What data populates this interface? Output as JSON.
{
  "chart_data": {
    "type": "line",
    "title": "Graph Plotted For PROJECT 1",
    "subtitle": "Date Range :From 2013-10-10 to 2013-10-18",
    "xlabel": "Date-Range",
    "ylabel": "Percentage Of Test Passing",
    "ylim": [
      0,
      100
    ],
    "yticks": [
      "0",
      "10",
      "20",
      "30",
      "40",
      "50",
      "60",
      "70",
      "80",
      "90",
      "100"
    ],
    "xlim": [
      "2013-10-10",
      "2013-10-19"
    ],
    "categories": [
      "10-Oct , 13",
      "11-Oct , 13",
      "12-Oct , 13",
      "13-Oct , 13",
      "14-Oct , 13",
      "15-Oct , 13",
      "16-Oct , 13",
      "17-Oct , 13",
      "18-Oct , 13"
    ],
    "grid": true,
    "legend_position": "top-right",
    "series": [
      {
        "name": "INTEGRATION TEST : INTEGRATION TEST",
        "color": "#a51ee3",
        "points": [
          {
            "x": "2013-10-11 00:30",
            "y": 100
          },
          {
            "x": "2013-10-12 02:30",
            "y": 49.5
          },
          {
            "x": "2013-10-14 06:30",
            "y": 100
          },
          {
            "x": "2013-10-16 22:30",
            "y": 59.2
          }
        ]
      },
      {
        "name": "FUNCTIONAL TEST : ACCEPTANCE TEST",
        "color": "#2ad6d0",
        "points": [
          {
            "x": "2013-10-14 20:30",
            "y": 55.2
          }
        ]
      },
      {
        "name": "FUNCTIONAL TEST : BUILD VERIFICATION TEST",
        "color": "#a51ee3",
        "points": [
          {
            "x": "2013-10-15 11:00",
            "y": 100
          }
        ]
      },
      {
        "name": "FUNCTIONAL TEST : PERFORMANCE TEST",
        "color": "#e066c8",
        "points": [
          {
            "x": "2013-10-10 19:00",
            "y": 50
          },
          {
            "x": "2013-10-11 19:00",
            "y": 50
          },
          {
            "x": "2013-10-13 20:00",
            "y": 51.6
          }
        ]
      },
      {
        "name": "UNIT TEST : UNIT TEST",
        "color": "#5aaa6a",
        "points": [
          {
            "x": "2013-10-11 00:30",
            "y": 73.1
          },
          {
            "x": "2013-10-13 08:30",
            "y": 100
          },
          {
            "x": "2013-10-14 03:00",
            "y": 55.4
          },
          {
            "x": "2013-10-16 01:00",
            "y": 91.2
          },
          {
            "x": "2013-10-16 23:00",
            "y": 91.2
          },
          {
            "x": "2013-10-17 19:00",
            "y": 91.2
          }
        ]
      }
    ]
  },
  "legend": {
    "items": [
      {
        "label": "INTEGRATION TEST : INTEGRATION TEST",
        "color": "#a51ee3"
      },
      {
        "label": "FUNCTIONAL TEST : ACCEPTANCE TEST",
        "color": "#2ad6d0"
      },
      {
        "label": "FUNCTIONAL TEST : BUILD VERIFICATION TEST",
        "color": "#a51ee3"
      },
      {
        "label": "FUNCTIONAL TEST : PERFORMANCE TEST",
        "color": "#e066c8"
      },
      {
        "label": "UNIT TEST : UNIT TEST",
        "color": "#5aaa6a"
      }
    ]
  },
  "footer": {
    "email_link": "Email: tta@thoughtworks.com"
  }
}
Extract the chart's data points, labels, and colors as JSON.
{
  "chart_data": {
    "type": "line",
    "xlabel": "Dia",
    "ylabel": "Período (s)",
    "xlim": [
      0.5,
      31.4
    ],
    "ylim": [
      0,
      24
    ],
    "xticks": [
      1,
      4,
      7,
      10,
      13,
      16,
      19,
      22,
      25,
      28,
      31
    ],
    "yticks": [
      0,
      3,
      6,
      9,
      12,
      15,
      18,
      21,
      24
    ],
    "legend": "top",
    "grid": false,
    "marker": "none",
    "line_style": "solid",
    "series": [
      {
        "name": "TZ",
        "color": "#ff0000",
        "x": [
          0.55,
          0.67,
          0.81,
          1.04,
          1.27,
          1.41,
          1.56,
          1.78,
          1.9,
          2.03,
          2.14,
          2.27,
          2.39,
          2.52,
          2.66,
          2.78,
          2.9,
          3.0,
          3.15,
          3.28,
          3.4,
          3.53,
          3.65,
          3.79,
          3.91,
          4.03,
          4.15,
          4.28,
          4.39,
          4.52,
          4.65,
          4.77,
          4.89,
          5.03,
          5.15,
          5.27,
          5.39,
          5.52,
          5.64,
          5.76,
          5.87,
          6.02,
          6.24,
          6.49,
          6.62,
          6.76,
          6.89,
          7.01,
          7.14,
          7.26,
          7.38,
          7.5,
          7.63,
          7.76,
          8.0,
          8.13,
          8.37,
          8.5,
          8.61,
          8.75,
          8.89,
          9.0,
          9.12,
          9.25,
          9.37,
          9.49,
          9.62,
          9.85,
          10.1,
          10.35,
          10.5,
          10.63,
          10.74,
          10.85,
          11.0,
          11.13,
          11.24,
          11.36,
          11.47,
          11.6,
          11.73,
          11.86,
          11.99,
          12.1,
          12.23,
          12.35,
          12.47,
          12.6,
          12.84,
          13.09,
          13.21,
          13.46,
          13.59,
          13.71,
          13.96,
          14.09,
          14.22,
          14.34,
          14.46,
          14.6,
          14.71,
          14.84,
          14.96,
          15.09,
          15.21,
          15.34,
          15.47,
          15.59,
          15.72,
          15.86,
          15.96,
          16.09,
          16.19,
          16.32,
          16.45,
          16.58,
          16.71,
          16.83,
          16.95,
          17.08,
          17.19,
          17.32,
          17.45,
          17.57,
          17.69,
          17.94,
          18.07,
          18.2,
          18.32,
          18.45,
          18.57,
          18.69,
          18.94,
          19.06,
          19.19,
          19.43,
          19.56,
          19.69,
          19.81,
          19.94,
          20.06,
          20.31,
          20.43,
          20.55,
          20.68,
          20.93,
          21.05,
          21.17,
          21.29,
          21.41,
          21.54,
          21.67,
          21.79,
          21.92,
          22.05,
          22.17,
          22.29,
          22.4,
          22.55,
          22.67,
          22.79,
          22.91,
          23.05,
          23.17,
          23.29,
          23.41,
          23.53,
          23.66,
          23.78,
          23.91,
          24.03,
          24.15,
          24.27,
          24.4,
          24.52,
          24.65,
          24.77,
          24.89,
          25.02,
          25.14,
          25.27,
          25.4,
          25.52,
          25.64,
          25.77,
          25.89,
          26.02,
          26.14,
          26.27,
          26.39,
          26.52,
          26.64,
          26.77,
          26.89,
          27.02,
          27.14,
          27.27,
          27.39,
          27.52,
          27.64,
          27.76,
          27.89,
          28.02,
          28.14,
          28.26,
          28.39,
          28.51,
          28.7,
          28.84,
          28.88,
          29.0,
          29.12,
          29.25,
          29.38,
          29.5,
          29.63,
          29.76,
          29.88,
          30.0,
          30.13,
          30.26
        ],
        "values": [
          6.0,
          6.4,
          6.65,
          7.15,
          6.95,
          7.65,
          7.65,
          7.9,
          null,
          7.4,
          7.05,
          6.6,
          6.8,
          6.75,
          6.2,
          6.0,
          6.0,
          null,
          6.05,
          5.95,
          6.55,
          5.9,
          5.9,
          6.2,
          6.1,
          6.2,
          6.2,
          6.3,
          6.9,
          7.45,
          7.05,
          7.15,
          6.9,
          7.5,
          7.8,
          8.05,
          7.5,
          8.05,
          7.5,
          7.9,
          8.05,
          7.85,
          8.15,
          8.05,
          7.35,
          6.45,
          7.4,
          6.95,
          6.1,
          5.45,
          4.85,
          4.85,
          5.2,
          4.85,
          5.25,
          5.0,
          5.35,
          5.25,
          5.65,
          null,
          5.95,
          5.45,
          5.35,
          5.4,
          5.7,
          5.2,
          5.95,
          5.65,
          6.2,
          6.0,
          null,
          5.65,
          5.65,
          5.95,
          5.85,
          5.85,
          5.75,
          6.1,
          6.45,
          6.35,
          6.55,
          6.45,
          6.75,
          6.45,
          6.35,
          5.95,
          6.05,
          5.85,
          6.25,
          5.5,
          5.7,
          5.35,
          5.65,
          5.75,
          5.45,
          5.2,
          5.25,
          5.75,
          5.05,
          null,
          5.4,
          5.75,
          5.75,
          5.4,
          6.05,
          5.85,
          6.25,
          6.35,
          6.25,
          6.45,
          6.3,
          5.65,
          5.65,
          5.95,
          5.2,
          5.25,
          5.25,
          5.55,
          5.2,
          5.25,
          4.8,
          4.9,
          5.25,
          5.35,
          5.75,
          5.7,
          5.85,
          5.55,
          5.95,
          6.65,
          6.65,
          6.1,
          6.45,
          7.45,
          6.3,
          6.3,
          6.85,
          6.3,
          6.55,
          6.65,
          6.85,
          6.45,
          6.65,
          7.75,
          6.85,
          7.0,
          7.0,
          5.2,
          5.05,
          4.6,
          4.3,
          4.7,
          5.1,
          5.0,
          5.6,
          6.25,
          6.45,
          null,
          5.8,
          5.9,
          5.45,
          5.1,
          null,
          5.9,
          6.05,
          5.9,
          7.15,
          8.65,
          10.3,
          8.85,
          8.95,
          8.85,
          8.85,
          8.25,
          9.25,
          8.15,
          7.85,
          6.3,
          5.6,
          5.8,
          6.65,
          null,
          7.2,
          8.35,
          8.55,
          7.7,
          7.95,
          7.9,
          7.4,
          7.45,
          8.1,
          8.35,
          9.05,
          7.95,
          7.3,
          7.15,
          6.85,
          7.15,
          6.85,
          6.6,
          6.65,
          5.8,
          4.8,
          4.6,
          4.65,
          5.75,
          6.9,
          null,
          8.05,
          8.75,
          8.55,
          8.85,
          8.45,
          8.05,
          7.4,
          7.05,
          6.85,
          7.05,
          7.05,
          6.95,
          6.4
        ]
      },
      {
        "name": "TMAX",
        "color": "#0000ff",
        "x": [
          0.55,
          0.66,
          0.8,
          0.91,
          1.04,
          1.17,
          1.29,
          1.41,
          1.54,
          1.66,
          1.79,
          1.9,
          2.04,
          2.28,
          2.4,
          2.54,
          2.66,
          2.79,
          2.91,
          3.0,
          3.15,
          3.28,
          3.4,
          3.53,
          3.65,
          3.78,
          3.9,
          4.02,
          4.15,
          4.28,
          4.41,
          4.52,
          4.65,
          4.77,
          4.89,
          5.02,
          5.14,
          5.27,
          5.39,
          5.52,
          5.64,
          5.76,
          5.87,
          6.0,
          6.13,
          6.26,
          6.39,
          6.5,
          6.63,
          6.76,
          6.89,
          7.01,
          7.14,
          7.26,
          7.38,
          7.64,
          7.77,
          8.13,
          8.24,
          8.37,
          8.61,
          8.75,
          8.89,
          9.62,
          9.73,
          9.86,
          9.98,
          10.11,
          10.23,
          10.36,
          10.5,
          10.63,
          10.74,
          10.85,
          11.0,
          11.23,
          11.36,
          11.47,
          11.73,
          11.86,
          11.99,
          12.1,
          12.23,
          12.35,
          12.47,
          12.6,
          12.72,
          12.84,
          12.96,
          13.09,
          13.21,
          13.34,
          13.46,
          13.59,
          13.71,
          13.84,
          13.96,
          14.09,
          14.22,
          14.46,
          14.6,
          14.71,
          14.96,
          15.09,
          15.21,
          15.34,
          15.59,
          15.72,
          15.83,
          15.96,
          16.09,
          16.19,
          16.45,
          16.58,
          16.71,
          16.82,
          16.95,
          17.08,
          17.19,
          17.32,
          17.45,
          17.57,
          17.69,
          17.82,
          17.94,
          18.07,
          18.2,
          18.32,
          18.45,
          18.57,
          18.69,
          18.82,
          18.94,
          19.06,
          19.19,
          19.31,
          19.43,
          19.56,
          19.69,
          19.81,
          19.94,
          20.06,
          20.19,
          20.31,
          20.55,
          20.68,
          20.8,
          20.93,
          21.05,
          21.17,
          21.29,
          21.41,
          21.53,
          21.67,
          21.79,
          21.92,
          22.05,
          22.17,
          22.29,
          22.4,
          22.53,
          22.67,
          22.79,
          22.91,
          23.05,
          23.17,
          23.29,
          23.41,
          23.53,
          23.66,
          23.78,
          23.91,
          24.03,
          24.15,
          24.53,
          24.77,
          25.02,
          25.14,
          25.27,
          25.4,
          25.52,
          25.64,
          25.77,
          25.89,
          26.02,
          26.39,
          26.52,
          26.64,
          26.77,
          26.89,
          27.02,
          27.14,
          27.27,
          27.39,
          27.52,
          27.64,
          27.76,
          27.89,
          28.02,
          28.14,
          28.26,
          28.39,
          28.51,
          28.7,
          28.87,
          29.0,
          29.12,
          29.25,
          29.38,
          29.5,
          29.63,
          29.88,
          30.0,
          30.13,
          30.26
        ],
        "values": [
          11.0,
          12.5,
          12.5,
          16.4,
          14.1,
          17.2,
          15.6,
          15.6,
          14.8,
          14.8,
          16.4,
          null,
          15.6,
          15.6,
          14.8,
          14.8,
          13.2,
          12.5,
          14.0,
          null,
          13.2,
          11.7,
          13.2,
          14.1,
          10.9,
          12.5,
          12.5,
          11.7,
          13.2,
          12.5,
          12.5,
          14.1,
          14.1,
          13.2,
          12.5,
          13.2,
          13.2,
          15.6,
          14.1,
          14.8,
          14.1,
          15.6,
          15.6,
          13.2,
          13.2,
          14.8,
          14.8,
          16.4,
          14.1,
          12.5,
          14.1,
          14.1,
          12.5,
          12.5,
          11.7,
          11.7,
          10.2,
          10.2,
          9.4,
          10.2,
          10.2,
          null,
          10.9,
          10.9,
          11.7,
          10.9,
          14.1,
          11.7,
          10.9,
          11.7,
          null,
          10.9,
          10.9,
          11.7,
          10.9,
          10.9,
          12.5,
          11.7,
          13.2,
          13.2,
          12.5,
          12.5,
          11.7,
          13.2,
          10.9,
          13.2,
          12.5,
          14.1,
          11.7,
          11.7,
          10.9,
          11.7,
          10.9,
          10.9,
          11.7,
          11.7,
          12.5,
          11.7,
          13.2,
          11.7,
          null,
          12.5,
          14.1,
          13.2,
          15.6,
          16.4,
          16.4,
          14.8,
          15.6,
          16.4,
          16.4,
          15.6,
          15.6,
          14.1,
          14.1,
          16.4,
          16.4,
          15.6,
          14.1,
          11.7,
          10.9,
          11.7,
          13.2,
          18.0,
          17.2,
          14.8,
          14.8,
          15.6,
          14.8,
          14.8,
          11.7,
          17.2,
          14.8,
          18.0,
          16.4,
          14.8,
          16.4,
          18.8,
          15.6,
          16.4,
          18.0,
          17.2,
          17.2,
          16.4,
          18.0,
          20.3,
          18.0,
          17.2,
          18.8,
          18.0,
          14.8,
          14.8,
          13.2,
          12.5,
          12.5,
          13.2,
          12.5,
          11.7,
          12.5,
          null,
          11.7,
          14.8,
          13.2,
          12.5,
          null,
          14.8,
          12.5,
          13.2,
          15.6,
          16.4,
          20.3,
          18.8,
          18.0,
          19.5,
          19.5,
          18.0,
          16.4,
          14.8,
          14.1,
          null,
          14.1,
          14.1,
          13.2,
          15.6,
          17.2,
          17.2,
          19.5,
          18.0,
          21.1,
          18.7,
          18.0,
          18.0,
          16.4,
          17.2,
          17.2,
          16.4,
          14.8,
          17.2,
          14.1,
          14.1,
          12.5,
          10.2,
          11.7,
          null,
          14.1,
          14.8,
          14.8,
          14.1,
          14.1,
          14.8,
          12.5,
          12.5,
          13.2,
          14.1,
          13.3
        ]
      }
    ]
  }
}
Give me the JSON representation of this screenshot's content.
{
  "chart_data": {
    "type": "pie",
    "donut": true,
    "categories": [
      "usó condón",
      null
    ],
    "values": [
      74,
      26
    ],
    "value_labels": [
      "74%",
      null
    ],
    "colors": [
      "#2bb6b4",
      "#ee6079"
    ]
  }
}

::::::::::

(EXERCISE DESCRIPTION): Reproduce exactly, with nothing added, the lines from the one that contains "Give me the" to the end of the data.

(SOLUTION TO THE PROBLEM):
Give me the JSON representation of this screenshot's content.
{
  "chart_data": {
    "type": "pie",
    "donut": true,
    "categories": [
      "usó condón",
      null
    ],
    "values": [
      74,
      26
    ],
    "value_labels": [
      "74%",
      null
    ],
    "colors": [
      "#2bb6b4",
      "#ee6079"
    ]
  }
}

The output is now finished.